▸ DATASET RECORDS:
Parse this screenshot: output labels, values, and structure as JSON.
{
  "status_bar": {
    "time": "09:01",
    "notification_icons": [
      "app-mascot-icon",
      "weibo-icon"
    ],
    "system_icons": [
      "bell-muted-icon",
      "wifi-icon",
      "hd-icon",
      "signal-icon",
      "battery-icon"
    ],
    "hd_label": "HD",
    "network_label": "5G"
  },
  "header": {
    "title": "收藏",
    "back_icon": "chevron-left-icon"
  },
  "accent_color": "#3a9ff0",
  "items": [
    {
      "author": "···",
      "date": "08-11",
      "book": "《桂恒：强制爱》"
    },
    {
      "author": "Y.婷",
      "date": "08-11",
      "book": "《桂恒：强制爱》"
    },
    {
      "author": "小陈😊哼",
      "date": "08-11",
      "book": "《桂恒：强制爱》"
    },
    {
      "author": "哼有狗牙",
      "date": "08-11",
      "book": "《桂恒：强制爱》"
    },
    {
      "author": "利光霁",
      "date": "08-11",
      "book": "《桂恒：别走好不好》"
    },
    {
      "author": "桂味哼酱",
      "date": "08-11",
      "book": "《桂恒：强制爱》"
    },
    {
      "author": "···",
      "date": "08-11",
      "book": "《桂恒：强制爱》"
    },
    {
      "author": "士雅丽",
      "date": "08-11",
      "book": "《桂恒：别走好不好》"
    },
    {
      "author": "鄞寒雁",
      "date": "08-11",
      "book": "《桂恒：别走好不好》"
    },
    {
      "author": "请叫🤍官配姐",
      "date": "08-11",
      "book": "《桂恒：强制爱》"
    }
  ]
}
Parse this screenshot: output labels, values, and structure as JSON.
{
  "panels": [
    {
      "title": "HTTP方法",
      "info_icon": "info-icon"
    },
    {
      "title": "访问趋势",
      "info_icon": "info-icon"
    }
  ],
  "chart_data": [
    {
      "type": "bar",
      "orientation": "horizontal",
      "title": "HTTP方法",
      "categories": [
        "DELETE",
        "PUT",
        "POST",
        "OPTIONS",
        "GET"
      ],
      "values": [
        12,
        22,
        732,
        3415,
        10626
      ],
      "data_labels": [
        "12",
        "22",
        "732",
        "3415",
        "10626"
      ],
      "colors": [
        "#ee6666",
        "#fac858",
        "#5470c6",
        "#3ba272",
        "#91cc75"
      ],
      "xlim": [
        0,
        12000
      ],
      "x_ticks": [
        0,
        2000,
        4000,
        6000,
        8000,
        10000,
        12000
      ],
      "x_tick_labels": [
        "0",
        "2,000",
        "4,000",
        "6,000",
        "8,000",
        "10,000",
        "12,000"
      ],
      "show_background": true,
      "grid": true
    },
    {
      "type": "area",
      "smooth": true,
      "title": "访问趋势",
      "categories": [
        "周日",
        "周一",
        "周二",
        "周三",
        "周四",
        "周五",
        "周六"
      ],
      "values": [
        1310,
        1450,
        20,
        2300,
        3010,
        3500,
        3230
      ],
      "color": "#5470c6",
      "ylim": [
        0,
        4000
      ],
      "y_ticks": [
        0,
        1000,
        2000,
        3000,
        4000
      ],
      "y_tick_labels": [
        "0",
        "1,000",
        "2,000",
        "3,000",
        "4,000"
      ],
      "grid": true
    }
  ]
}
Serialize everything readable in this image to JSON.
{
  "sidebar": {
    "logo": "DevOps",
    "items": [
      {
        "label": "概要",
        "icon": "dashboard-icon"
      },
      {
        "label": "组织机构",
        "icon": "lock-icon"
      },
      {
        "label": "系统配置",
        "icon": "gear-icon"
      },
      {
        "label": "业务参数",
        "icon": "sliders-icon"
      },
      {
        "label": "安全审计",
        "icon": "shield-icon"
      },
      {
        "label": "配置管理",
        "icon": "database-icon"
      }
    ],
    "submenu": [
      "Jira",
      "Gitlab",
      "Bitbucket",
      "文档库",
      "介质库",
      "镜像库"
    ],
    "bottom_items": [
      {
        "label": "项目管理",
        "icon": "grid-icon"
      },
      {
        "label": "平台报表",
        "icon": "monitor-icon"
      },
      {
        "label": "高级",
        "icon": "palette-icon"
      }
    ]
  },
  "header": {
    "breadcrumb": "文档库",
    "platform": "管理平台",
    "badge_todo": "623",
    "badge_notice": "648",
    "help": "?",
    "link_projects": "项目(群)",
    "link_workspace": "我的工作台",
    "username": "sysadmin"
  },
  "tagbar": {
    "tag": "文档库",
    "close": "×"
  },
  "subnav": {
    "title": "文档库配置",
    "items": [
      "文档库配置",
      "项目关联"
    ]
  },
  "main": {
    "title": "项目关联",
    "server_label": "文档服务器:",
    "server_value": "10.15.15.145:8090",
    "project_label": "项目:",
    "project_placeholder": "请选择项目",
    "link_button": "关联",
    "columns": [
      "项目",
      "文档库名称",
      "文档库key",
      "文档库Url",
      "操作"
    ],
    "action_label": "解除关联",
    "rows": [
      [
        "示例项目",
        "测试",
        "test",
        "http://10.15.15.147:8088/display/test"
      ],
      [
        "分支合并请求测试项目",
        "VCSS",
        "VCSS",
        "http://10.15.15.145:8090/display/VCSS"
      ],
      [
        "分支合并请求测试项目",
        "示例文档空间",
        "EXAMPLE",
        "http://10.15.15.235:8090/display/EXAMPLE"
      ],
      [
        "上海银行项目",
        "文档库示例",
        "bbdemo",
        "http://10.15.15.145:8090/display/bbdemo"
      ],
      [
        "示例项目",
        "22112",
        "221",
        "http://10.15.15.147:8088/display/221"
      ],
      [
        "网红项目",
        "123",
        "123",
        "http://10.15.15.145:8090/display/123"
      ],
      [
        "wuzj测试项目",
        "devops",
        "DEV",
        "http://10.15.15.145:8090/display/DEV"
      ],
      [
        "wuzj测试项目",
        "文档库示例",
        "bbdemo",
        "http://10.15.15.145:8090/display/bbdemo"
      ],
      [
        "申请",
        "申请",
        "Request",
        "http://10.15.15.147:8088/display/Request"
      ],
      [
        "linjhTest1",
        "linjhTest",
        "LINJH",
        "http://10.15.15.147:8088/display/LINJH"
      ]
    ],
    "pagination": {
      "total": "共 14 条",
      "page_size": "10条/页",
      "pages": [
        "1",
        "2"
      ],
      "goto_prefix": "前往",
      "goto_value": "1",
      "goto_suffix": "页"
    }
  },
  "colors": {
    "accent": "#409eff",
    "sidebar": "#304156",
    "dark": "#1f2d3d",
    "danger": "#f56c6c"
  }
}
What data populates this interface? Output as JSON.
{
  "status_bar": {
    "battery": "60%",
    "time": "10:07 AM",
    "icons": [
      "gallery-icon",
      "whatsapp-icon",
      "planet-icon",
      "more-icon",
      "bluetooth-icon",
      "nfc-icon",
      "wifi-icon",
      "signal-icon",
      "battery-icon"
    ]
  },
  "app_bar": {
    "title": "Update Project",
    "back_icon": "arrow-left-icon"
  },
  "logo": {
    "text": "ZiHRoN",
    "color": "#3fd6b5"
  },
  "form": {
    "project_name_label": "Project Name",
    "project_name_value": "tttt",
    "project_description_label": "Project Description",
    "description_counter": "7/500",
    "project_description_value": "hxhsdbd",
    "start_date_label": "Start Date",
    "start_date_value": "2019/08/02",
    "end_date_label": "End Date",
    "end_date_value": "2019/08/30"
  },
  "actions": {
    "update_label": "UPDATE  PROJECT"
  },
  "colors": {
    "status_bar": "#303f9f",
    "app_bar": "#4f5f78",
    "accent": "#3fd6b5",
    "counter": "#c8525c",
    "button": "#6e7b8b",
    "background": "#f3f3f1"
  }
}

▸ WHAT IS EXPECTED:
Reproduce every record, matching each line exactly.

▸ ANSWER TO THIS PROBLEM:
Parse this screenshot: output labels, values, and structure as JSON.
{
  "status_bar": {
    "time": "09:01",
    "notification_icons": [
      "app-mascot-icon",
      "weibo-icon"
    ],
    "system_icons": [
      "bell-muted-icon",
      "wifi-icon",
      "hd-icon",
      "signal-icon",
      "battery-icon"
    ],
    "hd_label": "HD",
    "network_label": "5G"
  },
  "header": {
    "title": "收藏",
    "back_icon": "chevron-left-icon"
  },
  "accent_color": "#3a9ff0",
  "items": [
    {
      "author": "···",
      "date": "08-11",
      "book": "《桂恒：强制爱》"
    },
    {
      "author": "Y.婷",
      "date": "08-11",
      "book": "《桂恒：强制爱》"
    },
    {
      "author": "小陈😊哼",
      "date": "08-11",
      "book": "《桂恒：强制爱》"
    },
    {
      "author": "哼有狗牙",
      "date": "08-11",
      "book": "《桂恒：强制爱》"
    },
    {
      "author": "利光霁",
      "date": "08-11",
      "book": "《桂恒：别走好不好》"
    },
    {
      "author": "桂味哼酱",
      "date": "08-11",
      "book": "《桂恒：强制爱》"
    },
    {
      "author": "···",
      "date": "08-11",
      "book": "《桂恒：强制爱》"
    },
    {
      "author": "士雅丽",
      "date": "08-11",
      "book": "《桂恒：别走好不好》"
    },
    {
      "author": "鄞寒雁",
      "date": "08-11",
      "book": "《桂恒：别走好不好》"
    },
    {
      "author": "请叫🤍官配姐",
      "date": "08-11",
      "book": "《桂恒：强制爱》"
    }
  ]
}
Parse this screenshot: output labels, values, and structure as JSON.
{
  "panels": [
    {
      "title": "HTTP方法",
      "info_icon": "info-icon"
    },
    {
      "title": "访问趋势",
      "info_icon": "info-icon"
    }
  ],
  "chart_data": [
    {
      "type": "bar",
      "orientation": "horizontal",
      "title": "HTTP方法",
      "categories": [
        "DELETE",
        "PUT",
        "POST",
        "OPTIONS",
        "GET"
      ],
      "values": [
        12,
        22,
        732,
        3415,
        10626
      ],
      "data_labels": [
        "12",
        "22",
        "732",
        "3415",
        "10626"
      ],
      "colors": [
        "#ee6666",
        "#fac858",
        "#5470c6",
        "#3ba272",
        "#91cc75"
      ],
      "xlim": [
        0,
        12000
      ],
      "x_ticks": [
        0,
        2000,
        4000,
        6000,
        8000,
        10000,
        12000
      ],
      "x_tick_labels": [
        "0",
        "2,000",
        "4,000",
        "6,000",
        "8,000",
        "10,000",
        "12,000"
      ],
      "show_background": true,
      "grid": true
    },
    {
      "type": "area",
      "smooth": true,
      "title": "访问趋势",
      "categories": [
        "周日",
        "周一",
        "周二",
        "周三",
        "周四",
        "周五",
        "周六"
      ],
      "values": [
        1310,
        1450,
        20,
        2300,
        3010,
        3500,
        3230
      ],
      "color": "#5470c6",
      "ylim": [
        0,
        4000
      ],
      "y_ticks": [
        0,
        1000,
        2000,
        3000,
        4000
      ],
      "y_tick_labels": [
        "0",
        "1,000",
        "2,000",
        "3,000",
        "4,000"
      ],
      "grid": true
    }
  ]
}
Serialize everything readable in this image to JSON.
{
  "sidebar": {
    "logo": "DevOps",
    "items": [
      {
        "label": "概要",
        "icon": "dashboard-icon"
      },
      {
        "label": "组织机构",
        "icon": "lock-icon"
      },
      {
        "label": "系统配置",
        "icon": "gear-icon"
      },
      {
        "label": "业务参数",
        "icon": "sliders-icon"
      },
      {
        "label": "安全审计",
        "icon": "shield-icon"
      },
      {
        "label": "配置管理",
        "icon": "database-icon"
      }
    ],
    "submenu": [
      "Jira",
      "Gitlab",
      "Bitbucket",
      "文档库",
      "介质库",
      "镜像库"
    ],
    "bottom_items": [
      {
        "label": "项目管理",
        "icon": "grid-icon"
      },
      {
        "label": "平台报表",
        "icon": "monitor-icon"
      },
      {
        "label": "高级",
        "icon": "palette-icon"
      }
    ]
  },
  "header": {
    "breadcrumb": "文档库",
    "platform": "管理平台",
    "badge_todo": "623",
    "badge_notice": "648",
    "help": "?",
    "link_projects": "项目(群)",
    "link_workspace": "我的工作台",
    "username": "sysadmin"
  },
  "tagbar": {
    "tag": "文档库",
    "close": "×"
  },
  "subnav": {
    "title": "文档库配置",
    "items": [
      "文档库配置",
      "项目关联"
    ]
  },
  "main": {
    "title": "项目关联",
    "server_label": "文档服务器:",
    "server_value": "10.15.15.145:8090",
    "project_label": "项目:",
    "project_placeholder": "请选择项目",
    "link_button": "关联",
    "columns": [
      "项目",
      "文档库名称",
      "文档库key",
      "文档库Url",
      "操作"
    ],
    "action_label": "解除关联",
    "rows": [
      [
        "示例项目",
        "测试",
        "test",
        "http://10.15.15.147:8088/display/test"
      ],
      [
        "分支合并请求测试项目",
        "VCSS",
        "VCSS",
        "http://10.15.15.145:8090/display/VCSS"
      ],
      [
        "分支合并请求测试项目",
        "示例文档空间",
        "EXAMPLE",
        "http://10.15.15.235:8090/display/EXAMPLE"
      ],
      [
        "上海银行项目",
        "文档库示例",
        "bbdemo",
        "http://10.15.15.145:8090/display/bbdemo"
      ],
      [
        "示例项目",
        "22112",
        "221",
        "http://10.15.15.147:8088/display/221"
      ],
      [
        "网红项目",
        "123",
        "123",
        "http://10.15.15.145:8090/display/123"
      ],
      [
        "wuzj测试项目",
        "devops",
        "DEV",
        "http://10.15.15.145:8090/display/DEV"
      ],
      [
        "wuzj测试项目",
        "文档库示例",
        "bbdemo",
        "http://10.15.15.145:8090/display/bbdemo"
      ],
      [
        "申请",
        "申请",
        "Request",
        "http://10.15.15.147:8088/display/Request"
      ],
      [
        "linjhTest1",
        "linjhTest",
        "LINJH",
        "http://10.15.15.147:8088/display/LINJH"
      ]
    ],
    "pagination": {
      "total": "共 14 条",
      "page_size": "10条/页",
      "pages": [
        "1",
        "2"
      ],
      "goto_prefix": "前往",
      "goto_value": "1",
      "goto_suffix": "页"
    }
  },
  "colors": {
    "accent": "#409eff",
    "sidebar": "#304156",
    "dark": "#1f2d3d",
    "danger": "#f56c6c"
  }
}
What data populates this interface? Output as JSON.
{
  "status_bar": {
    "battery": "60%",
    "time": "10:07 AM",
    "icons": [
      "gallery-icon",
      "whatsapp-icon",
      "planet-icon",
      "more-icon",
      "bluetooth-icon",
      "nfc-icon",
      "wifi-icon",
      "signal-icon",
      "battery-icon"
    ]
  },
  "app_bar": {
    "title": "Update Project",
    "back_icon": "arrow-left-icon"
  },
  "logo": {
    "text": "ZiHRoN",
    "color": "#3fd6b5"
  },
  "form": {
    "project_name_label": "Project Name",
    "project_name_value": "tttt",
    "project_description_label": "Project Description",
    "description_counter": "7/500",
    "project_description_value": "hxhsdbd",
    "start_date_label": "Start Date",
    "start_date_value": "2019/08/02",
    "end_date_label": "End Date",
    "end_date_value": "2019/08/30"
  },
  "actions": {
    "update_label": "UPDATE  PROJECT"
  },
  "colors": {
    "status_bar": "#303f9f",
    "app_bar": "#4f5f78",
    "accent": "#3fd6b5",
    "counter": "#c8525c",
    "button": "#6e7b8b",
    "background": "#f3f3f1"
  }
}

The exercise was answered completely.